(Task objective):
Answer with one number only: the number of lines that contain "Tezleri".

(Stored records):

-*-

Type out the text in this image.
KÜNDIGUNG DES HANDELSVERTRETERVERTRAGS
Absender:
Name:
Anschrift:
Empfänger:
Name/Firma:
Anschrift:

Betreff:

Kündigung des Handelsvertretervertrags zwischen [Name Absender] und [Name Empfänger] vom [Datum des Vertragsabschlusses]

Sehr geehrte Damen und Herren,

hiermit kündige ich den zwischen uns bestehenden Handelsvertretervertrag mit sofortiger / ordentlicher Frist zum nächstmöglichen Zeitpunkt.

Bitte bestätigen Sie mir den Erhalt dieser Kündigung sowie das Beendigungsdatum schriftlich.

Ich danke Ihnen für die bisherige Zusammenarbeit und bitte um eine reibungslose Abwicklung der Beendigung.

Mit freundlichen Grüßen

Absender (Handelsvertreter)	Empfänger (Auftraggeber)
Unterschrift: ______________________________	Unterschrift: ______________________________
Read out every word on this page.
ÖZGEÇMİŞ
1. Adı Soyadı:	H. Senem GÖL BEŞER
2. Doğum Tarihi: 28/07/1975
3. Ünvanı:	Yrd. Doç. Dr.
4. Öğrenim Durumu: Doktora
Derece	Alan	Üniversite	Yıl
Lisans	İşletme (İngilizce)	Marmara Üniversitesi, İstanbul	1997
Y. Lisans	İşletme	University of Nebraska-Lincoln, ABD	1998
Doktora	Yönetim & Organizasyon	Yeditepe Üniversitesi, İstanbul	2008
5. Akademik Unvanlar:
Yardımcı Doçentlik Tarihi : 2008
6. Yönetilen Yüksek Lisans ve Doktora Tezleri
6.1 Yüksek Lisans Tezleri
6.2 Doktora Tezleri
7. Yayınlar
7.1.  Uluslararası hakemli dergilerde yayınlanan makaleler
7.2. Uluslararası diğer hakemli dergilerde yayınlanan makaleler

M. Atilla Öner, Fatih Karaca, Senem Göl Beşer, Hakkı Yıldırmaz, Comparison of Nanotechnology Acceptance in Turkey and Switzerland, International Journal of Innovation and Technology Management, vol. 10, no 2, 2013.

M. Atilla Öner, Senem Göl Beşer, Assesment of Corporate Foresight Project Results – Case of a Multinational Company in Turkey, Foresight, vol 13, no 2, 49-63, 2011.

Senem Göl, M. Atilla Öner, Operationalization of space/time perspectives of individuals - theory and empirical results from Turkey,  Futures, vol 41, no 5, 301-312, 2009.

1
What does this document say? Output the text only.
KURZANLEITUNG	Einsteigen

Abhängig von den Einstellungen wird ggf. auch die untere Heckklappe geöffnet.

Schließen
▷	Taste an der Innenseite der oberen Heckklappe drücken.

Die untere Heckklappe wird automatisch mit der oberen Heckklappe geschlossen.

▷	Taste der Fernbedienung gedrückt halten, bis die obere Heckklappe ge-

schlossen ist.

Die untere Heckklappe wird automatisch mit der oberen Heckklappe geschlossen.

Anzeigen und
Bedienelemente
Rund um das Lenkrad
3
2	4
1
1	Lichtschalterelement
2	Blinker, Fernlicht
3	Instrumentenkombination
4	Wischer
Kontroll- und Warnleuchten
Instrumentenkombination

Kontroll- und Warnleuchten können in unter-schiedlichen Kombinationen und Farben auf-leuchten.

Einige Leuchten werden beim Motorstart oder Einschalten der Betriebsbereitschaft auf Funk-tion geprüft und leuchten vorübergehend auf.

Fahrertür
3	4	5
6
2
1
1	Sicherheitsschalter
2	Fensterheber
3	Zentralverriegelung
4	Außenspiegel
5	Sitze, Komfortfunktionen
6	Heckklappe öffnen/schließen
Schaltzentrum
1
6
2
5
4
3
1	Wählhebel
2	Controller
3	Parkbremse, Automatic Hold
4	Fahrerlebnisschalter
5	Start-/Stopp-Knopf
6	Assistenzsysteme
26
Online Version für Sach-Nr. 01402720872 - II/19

-*-

(Exercise result):
3